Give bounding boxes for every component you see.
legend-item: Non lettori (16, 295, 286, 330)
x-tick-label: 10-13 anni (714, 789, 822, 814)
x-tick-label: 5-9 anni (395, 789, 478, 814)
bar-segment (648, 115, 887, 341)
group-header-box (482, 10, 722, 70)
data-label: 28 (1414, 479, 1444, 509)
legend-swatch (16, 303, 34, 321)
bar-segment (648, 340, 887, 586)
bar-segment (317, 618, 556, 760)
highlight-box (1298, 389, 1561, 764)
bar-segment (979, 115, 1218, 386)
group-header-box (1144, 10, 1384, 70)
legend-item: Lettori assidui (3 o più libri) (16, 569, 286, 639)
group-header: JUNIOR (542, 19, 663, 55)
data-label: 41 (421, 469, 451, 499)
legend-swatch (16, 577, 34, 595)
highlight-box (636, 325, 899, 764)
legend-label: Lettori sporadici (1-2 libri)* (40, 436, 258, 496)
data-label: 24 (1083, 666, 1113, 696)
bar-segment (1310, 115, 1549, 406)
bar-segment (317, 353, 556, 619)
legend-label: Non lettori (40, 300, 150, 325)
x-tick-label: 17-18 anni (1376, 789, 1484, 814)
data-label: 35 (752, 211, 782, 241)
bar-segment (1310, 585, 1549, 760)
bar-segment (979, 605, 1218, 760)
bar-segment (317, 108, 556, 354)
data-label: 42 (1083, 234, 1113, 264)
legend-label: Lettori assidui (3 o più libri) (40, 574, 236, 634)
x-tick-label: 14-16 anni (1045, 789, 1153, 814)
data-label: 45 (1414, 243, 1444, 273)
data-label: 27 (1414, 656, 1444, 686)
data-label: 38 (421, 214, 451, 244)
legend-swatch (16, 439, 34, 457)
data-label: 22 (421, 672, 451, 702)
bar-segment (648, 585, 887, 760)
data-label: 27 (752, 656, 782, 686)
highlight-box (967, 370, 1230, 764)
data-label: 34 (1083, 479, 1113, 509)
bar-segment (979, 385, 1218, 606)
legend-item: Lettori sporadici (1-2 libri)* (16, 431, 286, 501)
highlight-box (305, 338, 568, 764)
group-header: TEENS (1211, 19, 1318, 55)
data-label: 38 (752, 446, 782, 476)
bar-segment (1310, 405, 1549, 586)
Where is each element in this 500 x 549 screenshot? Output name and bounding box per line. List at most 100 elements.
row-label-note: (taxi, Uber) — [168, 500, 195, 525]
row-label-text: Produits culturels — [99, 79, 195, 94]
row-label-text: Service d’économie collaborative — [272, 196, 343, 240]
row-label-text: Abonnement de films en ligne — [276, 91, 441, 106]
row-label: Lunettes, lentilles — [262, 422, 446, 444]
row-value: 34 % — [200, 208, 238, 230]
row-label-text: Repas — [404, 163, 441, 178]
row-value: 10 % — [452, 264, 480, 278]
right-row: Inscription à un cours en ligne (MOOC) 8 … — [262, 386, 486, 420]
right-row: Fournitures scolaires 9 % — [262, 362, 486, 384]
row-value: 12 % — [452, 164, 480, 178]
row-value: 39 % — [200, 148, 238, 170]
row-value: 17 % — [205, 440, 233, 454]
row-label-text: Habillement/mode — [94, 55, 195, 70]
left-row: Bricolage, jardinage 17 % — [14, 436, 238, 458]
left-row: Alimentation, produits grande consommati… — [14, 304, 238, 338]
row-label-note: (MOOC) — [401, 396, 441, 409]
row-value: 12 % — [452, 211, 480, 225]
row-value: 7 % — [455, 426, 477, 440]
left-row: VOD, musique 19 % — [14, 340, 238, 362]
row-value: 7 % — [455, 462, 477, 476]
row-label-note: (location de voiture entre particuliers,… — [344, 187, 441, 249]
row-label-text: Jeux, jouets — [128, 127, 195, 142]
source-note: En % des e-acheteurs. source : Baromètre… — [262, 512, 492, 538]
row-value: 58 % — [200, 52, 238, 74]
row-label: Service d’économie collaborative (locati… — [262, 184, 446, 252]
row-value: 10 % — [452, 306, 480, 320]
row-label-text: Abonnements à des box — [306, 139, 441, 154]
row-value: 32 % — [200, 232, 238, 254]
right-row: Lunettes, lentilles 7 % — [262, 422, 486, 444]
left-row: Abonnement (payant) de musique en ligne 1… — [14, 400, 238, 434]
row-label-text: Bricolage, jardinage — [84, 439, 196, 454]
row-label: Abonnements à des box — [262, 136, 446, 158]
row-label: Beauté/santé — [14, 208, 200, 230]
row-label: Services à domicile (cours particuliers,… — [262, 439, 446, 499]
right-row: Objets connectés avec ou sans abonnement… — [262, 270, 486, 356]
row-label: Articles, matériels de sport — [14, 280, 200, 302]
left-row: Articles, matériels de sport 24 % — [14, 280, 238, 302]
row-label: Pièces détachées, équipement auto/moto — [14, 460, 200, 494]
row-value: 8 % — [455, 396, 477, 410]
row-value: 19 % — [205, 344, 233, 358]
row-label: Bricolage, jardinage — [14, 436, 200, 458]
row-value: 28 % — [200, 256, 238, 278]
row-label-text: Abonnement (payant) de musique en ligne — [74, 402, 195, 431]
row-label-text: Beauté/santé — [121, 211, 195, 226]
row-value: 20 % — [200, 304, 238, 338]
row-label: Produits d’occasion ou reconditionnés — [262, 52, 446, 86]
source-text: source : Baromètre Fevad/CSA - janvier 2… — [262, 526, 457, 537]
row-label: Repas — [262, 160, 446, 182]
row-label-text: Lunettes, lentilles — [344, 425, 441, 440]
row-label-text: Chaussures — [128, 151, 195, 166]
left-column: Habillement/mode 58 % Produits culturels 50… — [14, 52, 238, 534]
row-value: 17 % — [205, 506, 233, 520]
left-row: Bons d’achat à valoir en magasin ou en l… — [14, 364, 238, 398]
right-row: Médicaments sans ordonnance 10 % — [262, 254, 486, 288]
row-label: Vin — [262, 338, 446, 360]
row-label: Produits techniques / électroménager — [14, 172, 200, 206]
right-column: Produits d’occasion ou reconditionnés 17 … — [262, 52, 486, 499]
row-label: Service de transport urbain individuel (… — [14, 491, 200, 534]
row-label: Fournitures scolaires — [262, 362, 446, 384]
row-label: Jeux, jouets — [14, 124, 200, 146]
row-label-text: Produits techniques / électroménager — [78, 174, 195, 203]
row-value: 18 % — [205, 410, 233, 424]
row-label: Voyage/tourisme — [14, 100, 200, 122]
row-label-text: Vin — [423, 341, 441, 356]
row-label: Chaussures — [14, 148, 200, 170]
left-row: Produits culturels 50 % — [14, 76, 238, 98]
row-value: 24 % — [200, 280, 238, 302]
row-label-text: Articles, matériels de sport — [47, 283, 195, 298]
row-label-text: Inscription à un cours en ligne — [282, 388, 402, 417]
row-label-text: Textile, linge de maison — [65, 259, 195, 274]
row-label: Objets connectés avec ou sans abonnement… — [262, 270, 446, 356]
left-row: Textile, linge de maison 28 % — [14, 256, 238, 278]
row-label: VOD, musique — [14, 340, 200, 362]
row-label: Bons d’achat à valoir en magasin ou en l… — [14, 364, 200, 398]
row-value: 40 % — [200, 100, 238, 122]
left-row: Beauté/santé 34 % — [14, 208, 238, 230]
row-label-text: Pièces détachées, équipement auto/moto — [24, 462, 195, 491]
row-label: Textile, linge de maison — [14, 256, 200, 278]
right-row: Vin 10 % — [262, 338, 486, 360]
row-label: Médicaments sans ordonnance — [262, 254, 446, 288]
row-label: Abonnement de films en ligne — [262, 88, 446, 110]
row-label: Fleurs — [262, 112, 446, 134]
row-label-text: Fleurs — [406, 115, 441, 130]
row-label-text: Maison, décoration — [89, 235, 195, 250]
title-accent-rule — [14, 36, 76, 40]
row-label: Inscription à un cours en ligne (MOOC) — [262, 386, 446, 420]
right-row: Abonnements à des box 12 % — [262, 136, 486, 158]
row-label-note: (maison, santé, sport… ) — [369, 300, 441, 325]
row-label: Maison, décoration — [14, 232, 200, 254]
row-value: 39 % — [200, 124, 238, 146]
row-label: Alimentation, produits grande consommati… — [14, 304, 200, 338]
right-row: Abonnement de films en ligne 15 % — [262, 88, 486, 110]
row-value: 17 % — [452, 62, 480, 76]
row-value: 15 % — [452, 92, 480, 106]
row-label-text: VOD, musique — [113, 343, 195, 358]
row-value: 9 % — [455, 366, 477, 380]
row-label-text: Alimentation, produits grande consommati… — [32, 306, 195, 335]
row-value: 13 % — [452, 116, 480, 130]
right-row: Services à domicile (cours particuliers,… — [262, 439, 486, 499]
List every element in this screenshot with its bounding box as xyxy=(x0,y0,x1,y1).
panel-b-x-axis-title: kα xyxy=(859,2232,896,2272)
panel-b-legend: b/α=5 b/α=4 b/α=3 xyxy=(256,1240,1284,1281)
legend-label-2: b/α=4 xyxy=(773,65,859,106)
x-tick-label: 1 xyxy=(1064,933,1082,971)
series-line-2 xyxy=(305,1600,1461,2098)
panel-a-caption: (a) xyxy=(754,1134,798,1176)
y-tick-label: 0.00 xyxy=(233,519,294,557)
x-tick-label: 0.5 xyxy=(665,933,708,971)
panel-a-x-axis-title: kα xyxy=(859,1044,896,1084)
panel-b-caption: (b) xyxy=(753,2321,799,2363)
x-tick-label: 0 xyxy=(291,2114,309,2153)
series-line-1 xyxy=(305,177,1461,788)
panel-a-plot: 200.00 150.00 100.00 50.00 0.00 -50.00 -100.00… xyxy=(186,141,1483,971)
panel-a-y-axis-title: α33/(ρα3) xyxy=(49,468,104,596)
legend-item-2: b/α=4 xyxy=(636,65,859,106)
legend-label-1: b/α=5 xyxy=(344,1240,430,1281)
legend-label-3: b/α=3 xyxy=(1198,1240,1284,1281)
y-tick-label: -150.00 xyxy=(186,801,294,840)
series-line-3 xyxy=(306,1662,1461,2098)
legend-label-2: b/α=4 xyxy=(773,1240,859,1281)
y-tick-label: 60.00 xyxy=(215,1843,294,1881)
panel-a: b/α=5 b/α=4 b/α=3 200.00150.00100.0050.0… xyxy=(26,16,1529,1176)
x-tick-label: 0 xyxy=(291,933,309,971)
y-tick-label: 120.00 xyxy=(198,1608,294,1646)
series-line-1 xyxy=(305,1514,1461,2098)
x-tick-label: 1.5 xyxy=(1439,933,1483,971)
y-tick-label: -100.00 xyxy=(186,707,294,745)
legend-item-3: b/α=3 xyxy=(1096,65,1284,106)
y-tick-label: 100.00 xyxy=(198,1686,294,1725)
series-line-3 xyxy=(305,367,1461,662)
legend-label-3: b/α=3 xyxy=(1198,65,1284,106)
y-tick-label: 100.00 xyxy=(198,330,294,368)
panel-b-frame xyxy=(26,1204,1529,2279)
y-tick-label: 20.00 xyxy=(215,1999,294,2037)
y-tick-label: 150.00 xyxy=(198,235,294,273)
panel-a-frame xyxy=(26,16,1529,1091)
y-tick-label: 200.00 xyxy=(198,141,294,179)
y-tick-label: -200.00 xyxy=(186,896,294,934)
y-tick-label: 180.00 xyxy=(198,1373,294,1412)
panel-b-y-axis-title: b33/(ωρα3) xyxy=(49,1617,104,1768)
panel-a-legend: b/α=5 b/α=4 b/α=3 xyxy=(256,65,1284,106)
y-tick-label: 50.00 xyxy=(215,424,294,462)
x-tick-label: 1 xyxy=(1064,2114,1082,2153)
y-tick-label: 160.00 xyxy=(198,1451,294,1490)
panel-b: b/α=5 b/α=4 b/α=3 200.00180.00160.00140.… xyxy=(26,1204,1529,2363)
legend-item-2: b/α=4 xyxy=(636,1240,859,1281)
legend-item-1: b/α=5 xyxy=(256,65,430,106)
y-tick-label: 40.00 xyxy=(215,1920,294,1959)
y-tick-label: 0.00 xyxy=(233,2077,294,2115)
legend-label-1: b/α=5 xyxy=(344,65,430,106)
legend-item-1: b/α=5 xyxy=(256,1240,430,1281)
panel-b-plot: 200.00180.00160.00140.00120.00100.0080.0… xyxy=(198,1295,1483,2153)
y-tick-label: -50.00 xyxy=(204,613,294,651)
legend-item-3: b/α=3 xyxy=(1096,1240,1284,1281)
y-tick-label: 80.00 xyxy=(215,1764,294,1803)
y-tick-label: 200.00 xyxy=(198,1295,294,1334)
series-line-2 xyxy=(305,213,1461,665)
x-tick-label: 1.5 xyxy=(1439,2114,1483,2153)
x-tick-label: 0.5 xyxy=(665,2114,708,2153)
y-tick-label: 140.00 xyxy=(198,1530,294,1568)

_ _ _

> TO BE DONE
Transcribe the records from their first line through the line that contains "bar-segment (1310, 115, 1549, 406)", inclusive, keeping every line unchanged.

> ANSWER TO THIS EXERCISE
Give bounding boxes for every component you see.
legend-item: Non lettori (16, 295, 286, 330)
x-tick-label: 10-13 anni (714, 789, 822, 814)
x-tick-label: 5-9 anni (395, 789, 478, 814)
bar-segment (648, 115, 887, 341)
group-header-box (482, 10, 722, 70)
data-label: 28 (1414, 479, 1444, 509)
legend-swatch (16, 303, 34, 321)
bar-segment (648, 340, 887, 586)
bar-segment (317, 618, 556, 760)
highlight-box (1298, 389, 1561, 764)
bar-segment (979, 115, 1218, 386)
group-header-box (1144, 10, 1384, 70)
legend-item: Lettori assidui (3 o più libri) (16, 569, 286, 639)
group-header: JUNIOR (542, 19, 663, 55)
data-label: 41 (421, 469, 451, 499)
legend-swatch (16, 577, 34, 595)
highlight-box (636, 325, 899, 764)
legend-label: Lettori sporadici (1-2 libri)* (40, 436, 258, 496)
data-label: 24 (1083, 666, 1113, 696)
bar-segment (1310, 115, 1549, 406)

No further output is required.